++++ RECORD EXTRACTS

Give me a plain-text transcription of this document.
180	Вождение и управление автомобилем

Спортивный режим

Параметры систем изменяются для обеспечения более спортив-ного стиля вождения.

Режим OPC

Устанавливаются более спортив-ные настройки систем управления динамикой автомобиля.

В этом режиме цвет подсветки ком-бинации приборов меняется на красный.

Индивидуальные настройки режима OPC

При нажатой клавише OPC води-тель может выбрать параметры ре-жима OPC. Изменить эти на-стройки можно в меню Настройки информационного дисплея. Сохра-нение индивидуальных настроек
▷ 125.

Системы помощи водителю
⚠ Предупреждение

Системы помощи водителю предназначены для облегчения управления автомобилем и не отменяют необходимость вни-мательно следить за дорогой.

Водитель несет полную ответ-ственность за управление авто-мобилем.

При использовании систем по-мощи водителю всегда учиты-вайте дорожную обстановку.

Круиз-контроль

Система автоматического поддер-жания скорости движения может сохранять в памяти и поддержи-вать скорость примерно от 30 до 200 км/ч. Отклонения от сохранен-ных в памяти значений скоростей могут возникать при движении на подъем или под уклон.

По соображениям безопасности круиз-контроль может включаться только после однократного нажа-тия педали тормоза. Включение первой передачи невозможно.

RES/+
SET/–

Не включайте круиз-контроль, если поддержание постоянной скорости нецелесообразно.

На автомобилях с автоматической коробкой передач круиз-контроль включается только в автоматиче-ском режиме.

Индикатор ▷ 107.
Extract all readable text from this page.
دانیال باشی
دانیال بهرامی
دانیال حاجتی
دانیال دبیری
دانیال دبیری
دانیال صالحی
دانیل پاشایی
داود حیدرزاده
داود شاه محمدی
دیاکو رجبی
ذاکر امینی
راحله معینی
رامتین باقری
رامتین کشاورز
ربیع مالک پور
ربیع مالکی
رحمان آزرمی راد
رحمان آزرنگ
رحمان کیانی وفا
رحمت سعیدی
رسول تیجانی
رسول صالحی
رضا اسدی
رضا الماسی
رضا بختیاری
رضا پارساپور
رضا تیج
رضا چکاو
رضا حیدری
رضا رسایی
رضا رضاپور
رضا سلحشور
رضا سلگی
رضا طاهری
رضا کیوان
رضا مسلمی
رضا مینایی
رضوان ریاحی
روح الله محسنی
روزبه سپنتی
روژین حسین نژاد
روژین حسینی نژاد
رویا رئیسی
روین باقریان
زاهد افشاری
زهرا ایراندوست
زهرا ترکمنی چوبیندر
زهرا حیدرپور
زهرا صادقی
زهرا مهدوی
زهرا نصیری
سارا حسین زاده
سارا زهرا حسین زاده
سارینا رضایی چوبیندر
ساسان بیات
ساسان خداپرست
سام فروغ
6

++++++++

Your task is to quote all of the data word for word.

Give me a plain-text transcription of this document.
180	Вождение и управление автомобилем

Спортивный режим

Параметры систем изменяются для обеспечения более спортив-ного стиля вождения.

Режим OPC

Устанавливаются более спортив-ные настройки систем управления динамикой автомобиля.

В этом режиме цвет подсветки ком-бинации приборов меняется на красный.

Индивидуальные настройки режима OPC

При нажатой клавише OPC води-тель может выбрать параметры ре-жима OPC. Изменить эти на-стройки можно в меню Настройки информационного дисплея. Сохра-нение индивидуальных настроек
▷ 125.

Системы помощи водителю
⚠ Предупреждение

Системы помощи водителю предназначены для облегчения управления автомобилем и не отменяют необходимость вни-мательно следить за дорогой.

Водитель несет полную ответ-ственность за управление авто-мобилем.

При использовании систем по-мощи водителю всегда учиты-вайте дорожную обстановку.

Круиз-контроль

Система автоматического поддер-жания скорости движения может сохранять в памяти и поддержи-вать скорость примерно от 30 до 200 км/ч. Отклонения от сохранен-ных в памяти значений скоростей могут возникать при движении на подъем или под уклон.

По соображениям безопасности круиз-контроль может включаться только после однократного нажа-тия педали тормоза. Включение первой передачи невозможно.

RES/+
SET/–

Не включайте круиз-контроль, если поддержание постоянной скорости нецелесообразно.

На автомобилях с автоматической коробкой передач круиз-контроль включается только в автоматиче-ском режиме.

Индикатор ▷ 107.
Extract all readable text from this page.
دانیال باشی
دانیال بهرامی
دانیال حاجتی
دانیال دبیری
دانیال دبیری
دانیال صالحی
دانیل پاشایی
داود حیدرزاده
داود شاه محمدی
دیاکو رجبی
ذاکر امینی
راحله معینی
رامتین باقری
رامتین کشاورز
ربیع مالک پور
ربیع مالکی
رحمان آزرمی راد
رحمان آزرنگ
رحمان کیانی وفا
رحمت سعیدی
رسول تیجانی
رسول صالحی
رضا اسدی
رضا الماسی
رضا بختیاری
رضا پارساپور
رضا تیج
رضا چکاو
رضا حیدری
رضا رسایی
رضا رضاپور
رضا سلحشور
رضا سلگی
رضا طاهری
رضا کیوان
رضا مسلمی
رضا مینایی
رضوان ریاحی
روح الله محسنی
روزبه سپنتی
روژین حسین نژاد
روژین حسینی نژاد
رویا رئیسی
روین باقریان
زاهد افشاری
زهرا ایراندوست
زهرا ترکمنی چوبیندر
زهرا حیدرپور
زهرا صادقی
زهرا مهدوی
زهرا نصیری
سارا حسین زاده
سارا زهرا حسین زاده
سارینا رضایی چوبیندر
ساسان بیات
ساسان خداپرست
سام فروغ
6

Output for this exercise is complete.